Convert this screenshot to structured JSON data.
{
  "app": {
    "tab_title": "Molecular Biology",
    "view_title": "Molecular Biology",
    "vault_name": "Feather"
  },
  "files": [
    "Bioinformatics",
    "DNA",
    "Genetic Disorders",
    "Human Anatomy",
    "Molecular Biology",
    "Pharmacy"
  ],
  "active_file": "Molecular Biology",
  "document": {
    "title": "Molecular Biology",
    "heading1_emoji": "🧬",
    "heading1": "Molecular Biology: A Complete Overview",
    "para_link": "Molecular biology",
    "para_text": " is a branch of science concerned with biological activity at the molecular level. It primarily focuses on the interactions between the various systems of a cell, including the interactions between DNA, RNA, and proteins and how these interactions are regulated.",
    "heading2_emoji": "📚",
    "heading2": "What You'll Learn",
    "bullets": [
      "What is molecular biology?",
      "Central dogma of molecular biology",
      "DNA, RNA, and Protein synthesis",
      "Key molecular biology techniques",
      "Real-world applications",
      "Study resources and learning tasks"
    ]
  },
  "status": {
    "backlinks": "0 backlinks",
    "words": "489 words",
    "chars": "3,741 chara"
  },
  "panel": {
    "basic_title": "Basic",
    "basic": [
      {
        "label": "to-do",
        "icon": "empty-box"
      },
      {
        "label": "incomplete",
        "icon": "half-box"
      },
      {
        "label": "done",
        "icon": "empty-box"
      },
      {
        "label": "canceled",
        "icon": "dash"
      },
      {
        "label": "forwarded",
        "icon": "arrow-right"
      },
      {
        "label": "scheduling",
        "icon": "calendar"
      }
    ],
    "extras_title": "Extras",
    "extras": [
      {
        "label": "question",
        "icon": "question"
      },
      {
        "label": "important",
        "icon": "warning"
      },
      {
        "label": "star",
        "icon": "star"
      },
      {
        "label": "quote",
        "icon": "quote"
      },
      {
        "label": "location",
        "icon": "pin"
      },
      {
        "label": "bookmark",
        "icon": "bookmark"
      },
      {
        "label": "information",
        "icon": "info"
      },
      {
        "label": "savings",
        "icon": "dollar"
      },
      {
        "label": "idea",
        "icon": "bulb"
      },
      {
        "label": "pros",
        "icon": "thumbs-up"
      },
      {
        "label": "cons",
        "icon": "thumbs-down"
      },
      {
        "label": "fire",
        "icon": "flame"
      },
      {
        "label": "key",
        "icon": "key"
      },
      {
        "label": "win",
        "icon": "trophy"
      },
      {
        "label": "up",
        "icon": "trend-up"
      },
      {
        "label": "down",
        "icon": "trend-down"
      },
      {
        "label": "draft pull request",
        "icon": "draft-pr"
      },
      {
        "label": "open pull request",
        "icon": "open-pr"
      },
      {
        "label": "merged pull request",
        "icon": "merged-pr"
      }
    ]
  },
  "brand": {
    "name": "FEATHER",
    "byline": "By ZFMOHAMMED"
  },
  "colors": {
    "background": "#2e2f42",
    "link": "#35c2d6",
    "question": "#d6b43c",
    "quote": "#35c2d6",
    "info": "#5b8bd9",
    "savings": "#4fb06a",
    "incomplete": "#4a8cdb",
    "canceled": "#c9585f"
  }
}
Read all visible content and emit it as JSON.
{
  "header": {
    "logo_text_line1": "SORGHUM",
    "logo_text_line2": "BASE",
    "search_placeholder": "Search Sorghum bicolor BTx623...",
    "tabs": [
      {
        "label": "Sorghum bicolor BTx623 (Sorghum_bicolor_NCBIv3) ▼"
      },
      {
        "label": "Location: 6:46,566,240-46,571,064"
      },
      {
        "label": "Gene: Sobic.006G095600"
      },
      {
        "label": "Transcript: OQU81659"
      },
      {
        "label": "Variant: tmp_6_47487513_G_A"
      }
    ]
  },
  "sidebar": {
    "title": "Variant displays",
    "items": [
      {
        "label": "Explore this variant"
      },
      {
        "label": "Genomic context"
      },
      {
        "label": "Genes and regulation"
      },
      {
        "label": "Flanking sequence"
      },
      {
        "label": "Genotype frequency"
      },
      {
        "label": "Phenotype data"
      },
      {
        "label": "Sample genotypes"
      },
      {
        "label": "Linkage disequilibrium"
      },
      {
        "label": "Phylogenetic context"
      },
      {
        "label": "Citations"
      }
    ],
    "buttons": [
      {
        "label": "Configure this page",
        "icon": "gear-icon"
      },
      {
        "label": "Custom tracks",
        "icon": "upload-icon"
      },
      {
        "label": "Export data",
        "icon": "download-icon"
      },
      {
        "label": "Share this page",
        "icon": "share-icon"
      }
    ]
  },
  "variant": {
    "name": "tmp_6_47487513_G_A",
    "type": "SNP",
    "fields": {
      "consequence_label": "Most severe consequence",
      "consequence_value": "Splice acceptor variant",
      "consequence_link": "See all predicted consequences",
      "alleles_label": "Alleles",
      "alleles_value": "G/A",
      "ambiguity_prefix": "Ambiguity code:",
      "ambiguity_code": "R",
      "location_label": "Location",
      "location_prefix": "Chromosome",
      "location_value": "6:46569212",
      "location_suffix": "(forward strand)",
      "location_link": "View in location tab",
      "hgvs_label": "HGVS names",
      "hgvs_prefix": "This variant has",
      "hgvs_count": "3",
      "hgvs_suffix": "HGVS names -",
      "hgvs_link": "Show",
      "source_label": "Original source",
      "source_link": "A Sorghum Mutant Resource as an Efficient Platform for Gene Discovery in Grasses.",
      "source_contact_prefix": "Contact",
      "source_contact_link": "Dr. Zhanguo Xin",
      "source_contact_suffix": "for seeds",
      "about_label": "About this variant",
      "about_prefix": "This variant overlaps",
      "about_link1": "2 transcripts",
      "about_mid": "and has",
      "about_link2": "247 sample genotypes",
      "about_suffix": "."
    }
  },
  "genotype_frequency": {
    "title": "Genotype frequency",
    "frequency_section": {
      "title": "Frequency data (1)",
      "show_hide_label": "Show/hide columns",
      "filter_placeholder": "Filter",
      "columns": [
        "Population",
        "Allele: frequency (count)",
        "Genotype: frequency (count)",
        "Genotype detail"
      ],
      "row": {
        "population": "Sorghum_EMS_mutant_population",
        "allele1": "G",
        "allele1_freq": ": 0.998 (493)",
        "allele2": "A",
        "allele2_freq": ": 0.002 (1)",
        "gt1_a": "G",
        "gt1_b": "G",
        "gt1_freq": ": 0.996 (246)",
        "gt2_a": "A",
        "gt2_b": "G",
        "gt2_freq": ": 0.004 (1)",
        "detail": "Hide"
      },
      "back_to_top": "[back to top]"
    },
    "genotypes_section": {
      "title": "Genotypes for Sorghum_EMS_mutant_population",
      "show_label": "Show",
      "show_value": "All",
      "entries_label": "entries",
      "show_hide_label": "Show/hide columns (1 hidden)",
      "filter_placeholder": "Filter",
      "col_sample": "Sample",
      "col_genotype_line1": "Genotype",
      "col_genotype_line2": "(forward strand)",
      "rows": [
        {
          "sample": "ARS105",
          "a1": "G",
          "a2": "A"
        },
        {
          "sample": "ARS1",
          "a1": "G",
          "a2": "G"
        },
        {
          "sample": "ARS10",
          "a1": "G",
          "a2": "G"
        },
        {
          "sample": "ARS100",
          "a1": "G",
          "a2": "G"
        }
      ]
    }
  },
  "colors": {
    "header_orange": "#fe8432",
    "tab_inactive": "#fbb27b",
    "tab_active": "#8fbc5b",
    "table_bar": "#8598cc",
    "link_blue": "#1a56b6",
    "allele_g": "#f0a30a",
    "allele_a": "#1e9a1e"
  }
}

☆ ☆ ☆ ☆

TASK TO COMPLETE: Only lines with the string "context" are wanted; please find each one in the listing and copy it.

EXERCISE RESULT:
        "label": "Genomic context"
        "label": "Phylogenetic context"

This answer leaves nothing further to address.